Some records
-*-*-
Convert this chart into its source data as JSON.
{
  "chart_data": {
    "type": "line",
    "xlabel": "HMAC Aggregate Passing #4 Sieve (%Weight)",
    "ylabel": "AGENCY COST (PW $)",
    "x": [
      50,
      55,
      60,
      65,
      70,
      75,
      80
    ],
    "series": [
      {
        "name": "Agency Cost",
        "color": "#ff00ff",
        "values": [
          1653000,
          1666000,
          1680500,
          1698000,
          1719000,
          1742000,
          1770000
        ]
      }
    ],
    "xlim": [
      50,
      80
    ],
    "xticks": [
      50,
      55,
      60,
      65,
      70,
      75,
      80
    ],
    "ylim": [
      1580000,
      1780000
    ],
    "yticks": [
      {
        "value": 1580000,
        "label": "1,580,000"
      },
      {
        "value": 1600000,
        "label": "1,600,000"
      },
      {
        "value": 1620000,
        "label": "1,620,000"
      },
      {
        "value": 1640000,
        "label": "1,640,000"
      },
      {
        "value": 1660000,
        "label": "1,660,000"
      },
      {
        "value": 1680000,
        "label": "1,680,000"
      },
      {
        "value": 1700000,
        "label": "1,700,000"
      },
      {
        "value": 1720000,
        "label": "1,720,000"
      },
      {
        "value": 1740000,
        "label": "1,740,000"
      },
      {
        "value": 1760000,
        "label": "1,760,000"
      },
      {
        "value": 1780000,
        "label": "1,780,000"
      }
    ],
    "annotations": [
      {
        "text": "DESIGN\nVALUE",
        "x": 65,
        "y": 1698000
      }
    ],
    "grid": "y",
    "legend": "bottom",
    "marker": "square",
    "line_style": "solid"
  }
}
-*-*-
WRITTEN INSTRUCTION
Using the material above, print every entry exactly as written.

ANSWER IN FULL
Convert this chart into its source data as JSON.
{
  "chart_data": {
    "type": "line",
    "xlabel": "HMAC Aggregate Passing #4 Sieve (%Weight)",
    "ylabel": "AGENCY COST (PW $)",
    "x": [
      50,
      55,
      60,
      65,
      70,
      75,
      80
    ],
    "series": [
      {
        "name": "Agency Cost",
        "color": "#ff00ff",
        "values": [
          1653000,
          1666000,
          1680500,
          1698000,
          1719000,
          1742000,
          1770000
        ]
      }
    ],
    "xlim": [
      50,
      80
    ],
    "xticks": [
      50,
      55,
      60,
      65,
      70,
      75,
      80
    ],
    "ylim": [
      1580000,
      1780000
    ],
    "yticks": [
      {
        "value": 1580000,
        "label": "1,580,000"
      },
      {
        "value": 1600000,
        "label": "1,600,000"
      },
      {
        "value": 1620000,
        "label": "1,620,000"
      },
      {
        "value": 1640000,
        "label": "1,640,000"
      },
      {
        "value": 1660000,
        "label": "1,660,000"
      },
      {
        "value": 1680000,
        "label": "1,680,000"
      },
      {
        "value": 1700000,
        "label": "1,700,000"
      },
      {
        "value": 1720000,
        "label": "1,720,000"
      },
      {
        "value": 1740000,
        "label": "1,740,000"
      },
      {
        "value": 1760000,
        "label": "1,760,000"
      },
      {
        "value": 1780000,
        "label": "1,780,000"
      }
    ],
    "annotations": [
      {
        "text": "DESIGN\nVALUE",
        "x": 65,
        "y": 1698000
      }
    ],
    "grid": "y",
    "legend": "bottom",
    "marker": "square",
    "line_style": "solid"
  }
}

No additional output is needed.